[Start of Exercise data]

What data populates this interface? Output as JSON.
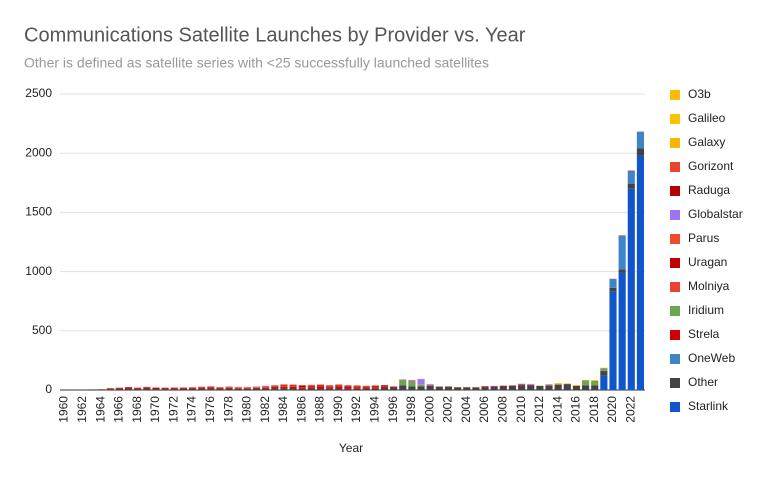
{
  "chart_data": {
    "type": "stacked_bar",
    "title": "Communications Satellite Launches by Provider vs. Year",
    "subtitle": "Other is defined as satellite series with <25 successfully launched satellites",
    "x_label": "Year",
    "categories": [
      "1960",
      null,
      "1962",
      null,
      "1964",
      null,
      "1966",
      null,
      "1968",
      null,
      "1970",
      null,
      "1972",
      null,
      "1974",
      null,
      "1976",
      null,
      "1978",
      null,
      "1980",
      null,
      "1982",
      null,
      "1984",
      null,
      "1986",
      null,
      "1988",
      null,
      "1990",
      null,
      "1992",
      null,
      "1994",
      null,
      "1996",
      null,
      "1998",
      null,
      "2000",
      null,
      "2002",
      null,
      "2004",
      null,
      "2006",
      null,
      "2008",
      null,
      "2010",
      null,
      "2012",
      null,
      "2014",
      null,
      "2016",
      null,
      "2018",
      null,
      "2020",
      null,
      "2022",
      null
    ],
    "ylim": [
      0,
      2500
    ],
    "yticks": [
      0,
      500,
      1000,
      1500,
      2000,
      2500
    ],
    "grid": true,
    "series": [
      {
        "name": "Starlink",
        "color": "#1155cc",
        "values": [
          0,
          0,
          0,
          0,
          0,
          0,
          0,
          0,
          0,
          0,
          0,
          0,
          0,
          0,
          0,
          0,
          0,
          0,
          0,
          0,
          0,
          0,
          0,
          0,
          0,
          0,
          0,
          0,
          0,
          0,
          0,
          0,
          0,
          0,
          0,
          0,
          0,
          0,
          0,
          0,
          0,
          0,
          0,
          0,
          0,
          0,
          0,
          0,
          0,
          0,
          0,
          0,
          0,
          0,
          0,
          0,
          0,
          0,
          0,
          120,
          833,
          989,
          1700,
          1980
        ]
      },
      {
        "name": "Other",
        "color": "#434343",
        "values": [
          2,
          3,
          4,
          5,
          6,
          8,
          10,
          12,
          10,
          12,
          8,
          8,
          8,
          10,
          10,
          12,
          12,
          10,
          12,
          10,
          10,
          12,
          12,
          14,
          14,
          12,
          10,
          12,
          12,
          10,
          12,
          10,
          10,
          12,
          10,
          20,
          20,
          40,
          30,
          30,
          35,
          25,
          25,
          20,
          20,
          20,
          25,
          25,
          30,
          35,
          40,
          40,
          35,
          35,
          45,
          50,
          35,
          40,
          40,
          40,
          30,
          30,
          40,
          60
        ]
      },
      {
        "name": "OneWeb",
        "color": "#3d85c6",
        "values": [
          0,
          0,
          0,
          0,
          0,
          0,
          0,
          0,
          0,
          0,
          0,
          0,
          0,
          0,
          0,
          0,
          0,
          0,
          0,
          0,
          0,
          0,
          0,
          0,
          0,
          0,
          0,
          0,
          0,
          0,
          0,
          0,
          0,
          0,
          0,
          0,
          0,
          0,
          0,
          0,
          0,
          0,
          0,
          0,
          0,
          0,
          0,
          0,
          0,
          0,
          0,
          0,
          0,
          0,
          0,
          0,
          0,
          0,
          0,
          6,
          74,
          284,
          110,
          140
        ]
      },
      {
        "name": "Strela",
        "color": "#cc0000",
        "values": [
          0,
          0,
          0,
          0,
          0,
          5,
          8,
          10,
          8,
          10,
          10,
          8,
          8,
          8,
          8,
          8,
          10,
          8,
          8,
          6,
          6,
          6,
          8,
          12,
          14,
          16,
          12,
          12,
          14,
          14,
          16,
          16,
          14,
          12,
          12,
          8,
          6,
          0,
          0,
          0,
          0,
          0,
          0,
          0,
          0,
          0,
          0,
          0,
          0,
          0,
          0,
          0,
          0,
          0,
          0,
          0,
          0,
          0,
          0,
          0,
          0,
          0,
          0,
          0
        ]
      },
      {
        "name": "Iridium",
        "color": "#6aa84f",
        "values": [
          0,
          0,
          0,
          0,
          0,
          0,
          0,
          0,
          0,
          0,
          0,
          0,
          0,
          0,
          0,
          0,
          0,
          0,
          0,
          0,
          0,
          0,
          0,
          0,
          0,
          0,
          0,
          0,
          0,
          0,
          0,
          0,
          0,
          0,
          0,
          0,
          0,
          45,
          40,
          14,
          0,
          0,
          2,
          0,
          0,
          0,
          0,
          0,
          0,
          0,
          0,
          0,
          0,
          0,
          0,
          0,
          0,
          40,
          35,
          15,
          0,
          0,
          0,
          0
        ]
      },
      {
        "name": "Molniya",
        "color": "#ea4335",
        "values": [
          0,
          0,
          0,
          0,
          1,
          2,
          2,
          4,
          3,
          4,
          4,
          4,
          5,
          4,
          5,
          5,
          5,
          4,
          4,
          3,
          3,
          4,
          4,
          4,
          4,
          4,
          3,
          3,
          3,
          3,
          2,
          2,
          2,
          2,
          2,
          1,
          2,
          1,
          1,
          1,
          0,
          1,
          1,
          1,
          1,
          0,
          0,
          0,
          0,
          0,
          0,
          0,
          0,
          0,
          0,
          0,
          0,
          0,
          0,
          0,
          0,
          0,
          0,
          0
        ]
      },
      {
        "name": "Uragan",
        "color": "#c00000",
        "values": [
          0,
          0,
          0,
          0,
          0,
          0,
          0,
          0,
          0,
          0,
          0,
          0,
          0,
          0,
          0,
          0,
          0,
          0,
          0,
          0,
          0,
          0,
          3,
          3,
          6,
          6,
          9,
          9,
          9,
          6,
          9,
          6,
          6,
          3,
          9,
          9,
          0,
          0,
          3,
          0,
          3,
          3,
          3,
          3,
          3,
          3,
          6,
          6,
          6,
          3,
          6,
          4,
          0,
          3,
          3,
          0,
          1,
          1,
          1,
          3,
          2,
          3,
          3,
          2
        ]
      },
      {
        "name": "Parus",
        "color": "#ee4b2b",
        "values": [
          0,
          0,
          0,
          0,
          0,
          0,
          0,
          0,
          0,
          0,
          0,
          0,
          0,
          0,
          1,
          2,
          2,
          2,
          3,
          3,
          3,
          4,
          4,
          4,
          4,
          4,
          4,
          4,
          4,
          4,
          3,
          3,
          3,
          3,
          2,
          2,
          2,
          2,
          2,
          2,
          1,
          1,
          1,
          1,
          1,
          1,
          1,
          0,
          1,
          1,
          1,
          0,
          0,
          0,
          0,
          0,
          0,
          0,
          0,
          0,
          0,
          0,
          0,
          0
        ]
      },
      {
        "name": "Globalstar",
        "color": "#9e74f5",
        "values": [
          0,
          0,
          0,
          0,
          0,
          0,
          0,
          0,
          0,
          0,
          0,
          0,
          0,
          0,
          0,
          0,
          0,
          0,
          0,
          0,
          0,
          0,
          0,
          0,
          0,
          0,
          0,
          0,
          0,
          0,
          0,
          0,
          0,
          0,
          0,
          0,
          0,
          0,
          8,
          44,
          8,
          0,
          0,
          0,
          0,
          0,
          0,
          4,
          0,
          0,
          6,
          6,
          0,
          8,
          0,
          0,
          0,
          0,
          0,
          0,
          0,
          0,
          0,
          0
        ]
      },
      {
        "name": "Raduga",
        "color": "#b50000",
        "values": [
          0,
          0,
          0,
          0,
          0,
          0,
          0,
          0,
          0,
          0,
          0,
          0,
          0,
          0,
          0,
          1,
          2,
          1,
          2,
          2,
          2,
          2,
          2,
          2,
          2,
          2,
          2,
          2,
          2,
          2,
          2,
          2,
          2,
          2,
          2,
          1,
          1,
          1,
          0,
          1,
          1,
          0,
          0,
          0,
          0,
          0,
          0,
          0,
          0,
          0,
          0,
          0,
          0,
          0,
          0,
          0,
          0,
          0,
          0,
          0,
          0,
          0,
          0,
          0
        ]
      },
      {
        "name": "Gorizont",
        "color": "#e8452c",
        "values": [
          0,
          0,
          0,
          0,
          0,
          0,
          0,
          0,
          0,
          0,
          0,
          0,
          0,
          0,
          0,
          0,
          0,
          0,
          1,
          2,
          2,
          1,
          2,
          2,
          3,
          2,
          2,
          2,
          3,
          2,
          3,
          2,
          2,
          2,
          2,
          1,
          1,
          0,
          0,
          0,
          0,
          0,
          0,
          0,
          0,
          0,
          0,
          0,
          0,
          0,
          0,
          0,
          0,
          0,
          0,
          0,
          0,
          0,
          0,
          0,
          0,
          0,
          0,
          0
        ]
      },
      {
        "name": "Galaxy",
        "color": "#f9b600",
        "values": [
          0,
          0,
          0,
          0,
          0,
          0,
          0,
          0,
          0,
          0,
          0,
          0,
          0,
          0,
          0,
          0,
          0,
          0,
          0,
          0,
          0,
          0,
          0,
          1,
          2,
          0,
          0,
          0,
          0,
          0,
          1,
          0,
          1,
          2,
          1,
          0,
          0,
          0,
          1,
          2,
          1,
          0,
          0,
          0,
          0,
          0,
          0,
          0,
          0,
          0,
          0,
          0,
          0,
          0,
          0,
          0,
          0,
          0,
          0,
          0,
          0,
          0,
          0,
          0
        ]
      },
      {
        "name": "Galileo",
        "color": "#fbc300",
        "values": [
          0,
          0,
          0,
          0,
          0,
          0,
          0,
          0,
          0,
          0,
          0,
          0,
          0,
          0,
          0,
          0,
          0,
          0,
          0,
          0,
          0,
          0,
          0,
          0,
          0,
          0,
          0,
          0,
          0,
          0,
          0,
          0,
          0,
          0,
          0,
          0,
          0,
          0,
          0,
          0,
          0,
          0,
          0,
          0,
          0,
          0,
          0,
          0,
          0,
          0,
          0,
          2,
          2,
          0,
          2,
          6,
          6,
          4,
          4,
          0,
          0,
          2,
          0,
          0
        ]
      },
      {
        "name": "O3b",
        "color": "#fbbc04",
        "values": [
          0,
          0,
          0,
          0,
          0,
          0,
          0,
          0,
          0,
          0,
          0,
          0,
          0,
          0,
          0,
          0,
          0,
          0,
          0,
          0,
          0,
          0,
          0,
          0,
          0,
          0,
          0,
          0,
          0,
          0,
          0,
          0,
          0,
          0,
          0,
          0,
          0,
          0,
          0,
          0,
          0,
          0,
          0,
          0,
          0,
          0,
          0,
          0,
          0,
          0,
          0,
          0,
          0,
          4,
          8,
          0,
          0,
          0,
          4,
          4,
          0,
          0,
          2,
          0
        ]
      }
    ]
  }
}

[End of Exercise data]

**Stated goal:** Tell how many lines of the data above hold the string "Year". Give only the number.

**Answer below:** 2